**Task to complete**.
Quote the records that follow in full and exactly; leave out the pictures.

* * * * * * * * *

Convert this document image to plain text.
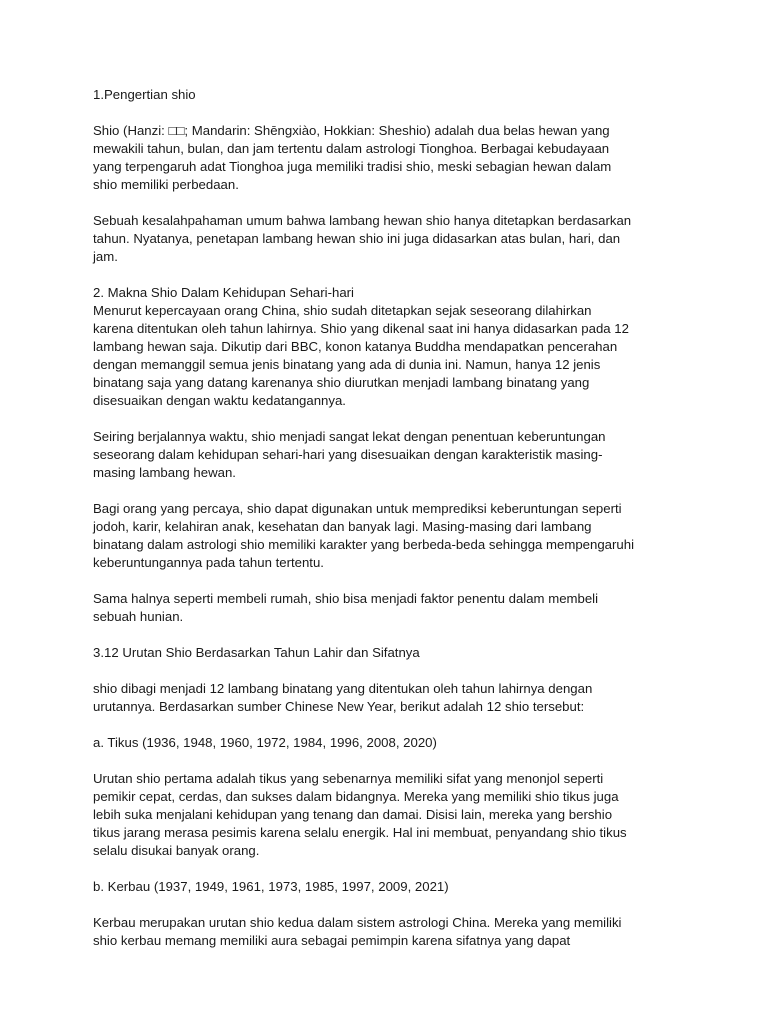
1.Pengertian shio
Shio (Hanzi: □□; Mandarin: Shēngxiào, Hokkian: Sheshio) adalah dua belas hewan yang
mewakili tahun, bulan, dan jam tertentu dalam astrologi Tionghoa. Berbagai kebudayaan
yang terpengaruh adat Tionghoa juga memiliki tradisi shio, meski sebagian hewan dalam
shio memiliki perbedaan.
Sebuah kesalahpahaman umum bahwa lambang hewan shio hanya ditetapkan berdasarkan
tahun. Nyatanya, penetapan lambang hewan shio ini juga didasarkan atas bulan, hari, dan
jam.
2. Makna Shio Dalam Kehidupan Sehari-hari
Menurut kepercayaan orang China, shio sudah ditetapkan sejak seseorang dilahirkan
karena ditentukan oleh tahun lahirnya. Shio yang dikenal saat ini hanya didasarkan pada 12
lambang hewan saja. Dikutip dari BBC, konon katanya Buddha mendapatkan pencerahan
dengan memanggil semua jenis binatang yang ada di dunia ini. Namun, hanya 12 jenis
binatang saja yang datang karenanya shio diurutkan menjadi lambang binatang yang
disesuaikan dengan waktu kedatangannya.
Seiring berjalannya waktu, shio menjadi sangat lekat dengan penentuan keberuntungan
seseorang dalam kehidupan sehari-hari yang disesuaikan dengan karakteristik masing-
masing lambang hewan.
Bagi orang yang percaya, shio dapat digunakan untuk memprediksi keberuntungan seperti
jodoh, karir, kelahiran anak, kesehatan dan banyak lagi. Masing-masing dari lambang
binatang dalam astrologi shio memiliki karakter yang berbeda-beda sehingga mempengaruhi
keberuntungannya pada tahun tertentu.
Sama halnya seperti membeli rumah, shio bisa menjadi faktor penentu dalam membeli
sebuah hunian.
3.12 Urutan Shio Berdasarkan Tahun Lahir dan Sifatnya
shio dibagi menjadi 12 lambang binatang yang ditentukan oleh tahun lahirnya dengan
urutannya. Berdasarkan sumber Chinese New Year, berikut adalah 12 shio tersebut:
a. Tikus (1936, 1948, 1960, 1972, 1984, 1996, 2008, 2020)
Urutan shio pertama adalah tikus yang sebenarnya memiliki sifat yang menonjol seperti
pemikir cepat, cerdas, dan sukses dalam bidangnya. Mereka yang memiliki shio tikus juga
lebih suka menjalani kehidupan yang tenang dan damai. Disisi lain, mereka yang bershio
tikus jarang merasa pesimis karena selalu energik. Hal ini membuat, penyandang shio tikus
selalu disukai banyak orang.
b. Kerbau (1937, 1949, 1961, 1973, 1985, 1997, 2009, 2021)
Kerbau merupakan urutan shio kedua dalam sistem astrologi China. Mereka yang memiliki
shio kerbau memang memiliki aura sebagai pemimpin karena sifatnya yang dapat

* * * * * * * * *

**Full output**.
Convert this document image to plain text.
1.Pengertian shio
Shio (Hanzi: □□; Mandarin: Shēngxiào, Hokkian: Sheshio) adalah dua belas hewan yang
mewakili tahun, bulan, dan jam tertentu dalam astrologi Tionghoa. Berbagai kebudayaan
yang terpengaruh adat Tionghoa juga memiliki tradisi shio, meski sebagian hewan dalam
shio memiliki perbedaan.
Sebuah kesalahpahaman umum bahwa lambang hewan shio hanya ditetapkan berdasarkan
tahun. Nyatanya, penetapan lambang hewan shio ini juga didasarkan atas bulan, hari, dan
jam.
2. Makna Shio Dalam Kehidupan Sehari-hari
Menurut kepercayaan orang China, shio sudah ditetapkan sejak seseorang dilahirkan
karena ditentukan oleh tahun lahirnya. Shio yang dikenal saat ini hanya didasarkan pada 12
lambang hewan saja. Dikutip dari BBC, konon katanya Buddha mendapatkan pencerahan
dengan memanggil semua jenis binatang yang ada di dunia ini. Namun, hanya 12 jenis
binatang saja yang datang karenanya shio diurutkan menjadi lambang binatang yang
disesuaikan dengan waktu kedatangannya.
Seiring berjalannya waktu, shio menjadi sangat lekat dengan penentuan keberuntungan
seseorang dalam kehidupan sehari-hari yang disesuaikan dengan karakteristik masing-
masing lambang hewan.
Bagi orang yang percaya, shio dapat digunakan untuk memprediksi keberuntungan seperti
jodoh, karir, kelahiran anak, kesehatan dan banyak lagi. Masing-masing dari lambang
binatang dalam astrologi shio memiliki karakter yang berbeda-beda sehingga mempengaruhi
keberuntungannya pada tahun tertentu.
Sama halnya seperti membeli rumah, shio bisa menjadi faktor penentu dalam membeli
sebuah hunian.
3.12 Urutan Shio Berdasarkan Tahun Lahir dan Sifatnya
shio dibagi menjadi 12 lambang binatang yang ditentukan oleh tahun lahirnya dengan
urutannya. Berdasarkan sumber Chinese New Year, berikut adalah 12 shio tersebut:
a. Tikus (1936, 1948, 1960, 1972, 1984, 1996, 2008, 2020)
Urutan shio pertama adalah tikus yang sebenarnya memiliki sifat yang menonjol seperti
pemikir cepat, cerdas, dan sukses dalam bidangnya. Mereka yang memiliki shio tikus juga
lebih suka menjalani kehidupan yang tenang dan damai. Disisi lain, mereka yang bershio
tikus jarang merasa pesimis karena selalu energik. Hal ini membuat, penyandang shio tikus
selalu disukai banyak orang.
b. Kerbau (1937, 1949, 1961, 1973, 1985, 1997, 2009, 2021)
Kerbau merupakan urutan shio kedua dalam sistem astrologi China. Mereka yang memiliki
shio kerbau memang memiliki aura sebagai pemimpin karena sifatnya yang dapat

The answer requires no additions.